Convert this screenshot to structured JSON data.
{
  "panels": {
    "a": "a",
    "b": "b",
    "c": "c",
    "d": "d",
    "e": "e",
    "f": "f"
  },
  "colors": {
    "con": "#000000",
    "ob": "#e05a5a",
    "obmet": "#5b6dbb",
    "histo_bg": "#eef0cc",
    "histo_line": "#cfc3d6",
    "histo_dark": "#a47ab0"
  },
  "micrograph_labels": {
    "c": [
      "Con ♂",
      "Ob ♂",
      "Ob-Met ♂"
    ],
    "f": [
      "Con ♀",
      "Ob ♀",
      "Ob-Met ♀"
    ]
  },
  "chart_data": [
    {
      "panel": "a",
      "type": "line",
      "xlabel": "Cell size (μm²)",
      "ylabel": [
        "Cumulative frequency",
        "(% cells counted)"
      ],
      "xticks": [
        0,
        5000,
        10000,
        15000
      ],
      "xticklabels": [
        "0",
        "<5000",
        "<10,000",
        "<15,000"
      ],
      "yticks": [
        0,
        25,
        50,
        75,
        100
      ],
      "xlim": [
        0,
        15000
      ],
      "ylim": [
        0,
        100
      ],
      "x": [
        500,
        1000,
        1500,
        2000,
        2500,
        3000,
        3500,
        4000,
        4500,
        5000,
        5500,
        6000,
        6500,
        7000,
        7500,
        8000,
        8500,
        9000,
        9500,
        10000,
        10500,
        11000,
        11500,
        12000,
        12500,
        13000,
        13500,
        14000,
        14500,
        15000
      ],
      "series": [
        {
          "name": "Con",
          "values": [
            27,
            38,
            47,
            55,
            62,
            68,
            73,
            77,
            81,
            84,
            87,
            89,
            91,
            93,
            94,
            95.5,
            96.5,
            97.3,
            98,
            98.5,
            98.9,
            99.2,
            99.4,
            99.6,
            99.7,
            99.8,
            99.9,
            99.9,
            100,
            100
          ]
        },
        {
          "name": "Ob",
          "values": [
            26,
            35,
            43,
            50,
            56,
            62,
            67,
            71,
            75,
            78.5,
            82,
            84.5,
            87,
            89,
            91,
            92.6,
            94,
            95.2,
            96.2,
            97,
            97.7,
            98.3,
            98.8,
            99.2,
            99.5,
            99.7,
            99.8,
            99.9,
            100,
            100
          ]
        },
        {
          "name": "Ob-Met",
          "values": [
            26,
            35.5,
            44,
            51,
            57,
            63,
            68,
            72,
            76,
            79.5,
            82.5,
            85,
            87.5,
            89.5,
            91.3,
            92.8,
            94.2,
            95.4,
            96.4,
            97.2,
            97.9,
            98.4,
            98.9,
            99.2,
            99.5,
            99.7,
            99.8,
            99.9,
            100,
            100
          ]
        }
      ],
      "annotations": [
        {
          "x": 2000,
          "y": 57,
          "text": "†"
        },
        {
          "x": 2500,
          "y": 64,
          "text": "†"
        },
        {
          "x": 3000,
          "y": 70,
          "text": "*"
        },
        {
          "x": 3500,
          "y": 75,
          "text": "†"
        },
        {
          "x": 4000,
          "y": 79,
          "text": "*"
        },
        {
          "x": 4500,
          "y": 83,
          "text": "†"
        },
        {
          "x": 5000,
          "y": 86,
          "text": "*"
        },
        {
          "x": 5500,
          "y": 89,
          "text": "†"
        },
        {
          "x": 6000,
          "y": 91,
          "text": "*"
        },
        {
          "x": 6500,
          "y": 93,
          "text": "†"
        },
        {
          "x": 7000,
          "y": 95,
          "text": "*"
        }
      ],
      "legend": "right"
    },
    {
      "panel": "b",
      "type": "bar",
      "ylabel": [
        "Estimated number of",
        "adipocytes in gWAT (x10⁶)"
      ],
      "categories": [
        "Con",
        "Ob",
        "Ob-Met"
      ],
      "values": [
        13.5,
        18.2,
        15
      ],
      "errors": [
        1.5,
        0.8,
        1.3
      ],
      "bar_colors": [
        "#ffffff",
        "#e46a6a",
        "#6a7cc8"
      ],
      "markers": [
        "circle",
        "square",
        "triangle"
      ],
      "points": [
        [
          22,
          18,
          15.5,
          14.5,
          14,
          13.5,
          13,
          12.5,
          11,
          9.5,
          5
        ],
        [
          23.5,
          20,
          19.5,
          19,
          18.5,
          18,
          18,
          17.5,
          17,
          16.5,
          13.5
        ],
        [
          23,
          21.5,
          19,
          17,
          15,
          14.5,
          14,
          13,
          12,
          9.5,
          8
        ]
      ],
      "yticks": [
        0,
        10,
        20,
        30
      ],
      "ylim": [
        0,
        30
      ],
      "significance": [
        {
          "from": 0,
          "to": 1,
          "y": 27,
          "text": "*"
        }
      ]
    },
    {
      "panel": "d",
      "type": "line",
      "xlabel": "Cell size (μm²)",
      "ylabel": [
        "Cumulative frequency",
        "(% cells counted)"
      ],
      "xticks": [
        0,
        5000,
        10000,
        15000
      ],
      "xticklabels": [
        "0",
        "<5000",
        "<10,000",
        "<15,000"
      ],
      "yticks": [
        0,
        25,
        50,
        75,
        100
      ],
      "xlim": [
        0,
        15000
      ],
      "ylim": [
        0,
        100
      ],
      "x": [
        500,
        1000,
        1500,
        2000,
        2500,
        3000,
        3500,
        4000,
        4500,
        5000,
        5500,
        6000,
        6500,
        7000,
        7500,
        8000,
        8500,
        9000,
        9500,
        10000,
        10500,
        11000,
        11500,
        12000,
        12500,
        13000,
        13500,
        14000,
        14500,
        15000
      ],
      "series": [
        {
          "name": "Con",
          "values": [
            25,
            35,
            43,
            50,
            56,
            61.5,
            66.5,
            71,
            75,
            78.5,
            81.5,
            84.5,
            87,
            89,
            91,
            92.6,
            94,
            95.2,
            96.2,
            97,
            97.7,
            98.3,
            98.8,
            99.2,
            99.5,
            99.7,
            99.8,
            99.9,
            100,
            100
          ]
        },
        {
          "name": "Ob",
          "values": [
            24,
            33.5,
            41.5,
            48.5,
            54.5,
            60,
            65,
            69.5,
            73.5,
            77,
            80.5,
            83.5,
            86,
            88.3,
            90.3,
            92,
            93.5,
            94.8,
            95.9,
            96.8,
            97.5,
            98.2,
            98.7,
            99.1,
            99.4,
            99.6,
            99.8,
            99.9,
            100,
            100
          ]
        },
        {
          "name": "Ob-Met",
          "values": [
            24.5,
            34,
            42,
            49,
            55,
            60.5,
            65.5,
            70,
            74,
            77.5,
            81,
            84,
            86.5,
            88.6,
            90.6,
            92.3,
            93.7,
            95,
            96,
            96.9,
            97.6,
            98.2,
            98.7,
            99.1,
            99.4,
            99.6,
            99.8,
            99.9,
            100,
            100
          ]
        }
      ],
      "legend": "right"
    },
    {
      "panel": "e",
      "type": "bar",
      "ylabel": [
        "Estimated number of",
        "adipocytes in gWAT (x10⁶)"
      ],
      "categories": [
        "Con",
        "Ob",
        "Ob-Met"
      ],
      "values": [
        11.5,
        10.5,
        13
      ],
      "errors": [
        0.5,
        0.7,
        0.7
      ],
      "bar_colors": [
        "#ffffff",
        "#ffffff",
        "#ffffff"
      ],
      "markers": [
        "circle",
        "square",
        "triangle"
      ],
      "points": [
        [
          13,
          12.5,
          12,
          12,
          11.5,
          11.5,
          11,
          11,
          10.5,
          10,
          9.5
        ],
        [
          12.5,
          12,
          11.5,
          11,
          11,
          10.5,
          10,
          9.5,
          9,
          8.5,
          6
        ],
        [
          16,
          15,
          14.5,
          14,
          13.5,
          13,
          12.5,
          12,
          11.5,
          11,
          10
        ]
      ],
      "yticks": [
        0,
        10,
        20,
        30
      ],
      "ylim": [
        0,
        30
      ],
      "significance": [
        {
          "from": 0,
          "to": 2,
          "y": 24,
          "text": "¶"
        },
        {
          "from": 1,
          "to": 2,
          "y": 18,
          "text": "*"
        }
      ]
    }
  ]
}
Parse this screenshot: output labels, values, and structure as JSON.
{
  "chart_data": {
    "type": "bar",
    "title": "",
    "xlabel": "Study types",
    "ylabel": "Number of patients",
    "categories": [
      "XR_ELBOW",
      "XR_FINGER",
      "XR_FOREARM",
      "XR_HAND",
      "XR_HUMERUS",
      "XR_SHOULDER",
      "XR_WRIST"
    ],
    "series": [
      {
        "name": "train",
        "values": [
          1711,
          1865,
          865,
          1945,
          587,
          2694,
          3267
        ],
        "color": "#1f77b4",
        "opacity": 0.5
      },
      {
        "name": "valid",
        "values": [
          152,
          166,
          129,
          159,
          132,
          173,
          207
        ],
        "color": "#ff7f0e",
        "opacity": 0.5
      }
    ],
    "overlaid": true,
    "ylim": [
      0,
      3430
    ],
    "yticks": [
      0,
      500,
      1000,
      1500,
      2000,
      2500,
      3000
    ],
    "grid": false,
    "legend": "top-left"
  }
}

+--

■ **Task brief**: Please copy every line in the entries where "JSON" appears.

■ **Output for this exercise**:
Convert this screenshot to structured JSON data.
Parse this screenshot: output labels, values, and structure as JSON.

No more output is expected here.